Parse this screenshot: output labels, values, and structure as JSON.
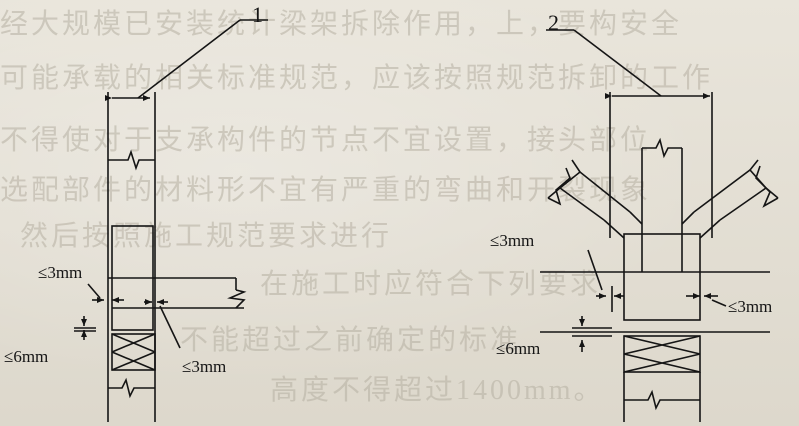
{
  "background_text": [
    "经大规模已安装统计梁架拆除作用，上，要构安全",
    "可能承载的相关标准规范，应该按照规范拆卸的工作",
    "不得使对于支承构件的节点不宜设置，接头部位",
    "选配部件的材料形不宜有严重的弯曲和开裂现象",
    "然后按照施工规范要求进行",
    "在施工时应符合下列要求",
    "不能超过之前确定的标准",
    "高度不得超过1400mm。"
  ],
  "figure": {
    "callout_1": "1",
    "callout_2": "2",
    "left_dim_top": "≤3mm",
    "left_dim_bottom": "≤3mm",
    "left_dim_vertical": "≤6mm",
    "right_dim_left": "≤3mm",
    "right_dim_right": "≤3mm",
    "right_dim_vertical": "≤6mm"
  }
}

= = =

THE PROBLEM → Without the pictures, write out all of the material exactly.

EXERCISE SOLUTION →
Parse this screenshot: output labels, values, and structure as JSON.
{
  "background_text": [
    "经大规模已安装统计梁架拆除作用，上，要构安全",
    "可能承载的相关标准规范，应该按照规范拆卸的工作",
    "不得使对于支承构件的节点不宜设置，接头部位",
    "选配部件的材料形不宜有严重的弯曲和开裂现象",
    "然后按照施工规范要求进行",
    "在施工时应符合下列要求",
    "不能超过之前确定的标准",
    "高度不得超过1400mm。"
  ],
  "figure": {
    "callout_1": "1",
    "callout_2": "2",
    "left_dim_top": "≤3mm",
    "left_dim_bottom": "≤3mm",
    "left_dim_vertical": "≤6mm",
    "right_dim_left": "≤3mm",
    "right_dim_right": "≤3mm",
    "right_dim_vertical": "≤6mm"
  }
}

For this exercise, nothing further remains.